Scan the records for the word "Accuracy". Copy each line that includes it.
════
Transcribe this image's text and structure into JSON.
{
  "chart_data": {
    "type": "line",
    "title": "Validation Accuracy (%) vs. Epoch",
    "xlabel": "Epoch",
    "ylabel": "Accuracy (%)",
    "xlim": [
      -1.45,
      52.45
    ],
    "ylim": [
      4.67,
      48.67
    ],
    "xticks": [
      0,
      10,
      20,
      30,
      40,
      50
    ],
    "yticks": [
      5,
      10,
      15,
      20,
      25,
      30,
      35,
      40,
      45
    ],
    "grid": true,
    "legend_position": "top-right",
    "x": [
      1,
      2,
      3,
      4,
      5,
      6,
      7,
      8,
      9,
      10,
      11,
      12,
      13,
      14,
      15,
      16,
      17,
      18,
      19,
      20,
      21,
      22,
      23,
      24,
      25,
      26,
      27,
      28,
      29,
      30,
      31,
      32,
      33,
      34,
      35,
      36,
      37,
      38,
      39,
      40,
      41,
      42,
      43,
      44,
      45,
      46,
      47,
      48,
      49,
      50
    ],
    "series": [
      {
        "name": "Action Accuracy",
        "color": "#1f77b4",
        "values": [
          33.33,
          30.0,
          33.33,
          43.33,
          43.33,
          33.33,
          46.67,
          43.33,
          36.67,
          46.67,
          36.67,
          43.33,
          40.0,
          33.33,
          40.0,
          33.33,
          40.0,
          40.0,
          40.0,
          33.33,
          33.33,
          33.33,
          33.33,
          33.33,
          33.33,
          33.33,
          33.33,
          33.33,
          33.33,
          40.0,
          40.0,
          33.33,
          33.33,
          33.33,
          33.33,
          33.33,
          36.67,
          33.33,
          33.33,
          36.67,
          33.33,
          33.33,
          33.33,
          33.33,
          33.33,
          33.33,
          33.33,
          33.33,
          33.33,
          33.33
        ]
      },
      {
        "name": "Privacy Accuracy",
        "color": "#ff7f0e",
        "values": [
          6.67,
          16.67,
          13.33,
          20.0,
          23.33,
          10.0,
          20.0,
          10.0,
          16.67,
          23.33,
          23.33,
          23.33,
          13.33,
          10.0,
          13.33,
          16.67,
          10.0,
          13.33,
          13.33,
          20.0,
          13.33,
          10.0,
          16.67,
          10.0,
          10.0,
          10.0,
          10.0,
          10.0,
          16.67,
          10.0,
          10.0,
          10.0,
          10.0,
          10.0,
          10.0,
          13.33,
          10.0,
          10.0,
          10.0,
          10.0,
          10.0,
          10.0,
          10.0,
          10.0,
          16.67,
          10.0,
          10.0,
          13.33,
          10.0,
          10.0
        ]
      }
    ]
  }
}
════
▶ _OUTPUT FOR THIS TASK_:
    "title": "Validation Accuracy (%) vs. Epoch",
    "ylabel": "Accuracy (%)",
        "name": "Action Accuracy",
        "name": "Privacy Accuracy",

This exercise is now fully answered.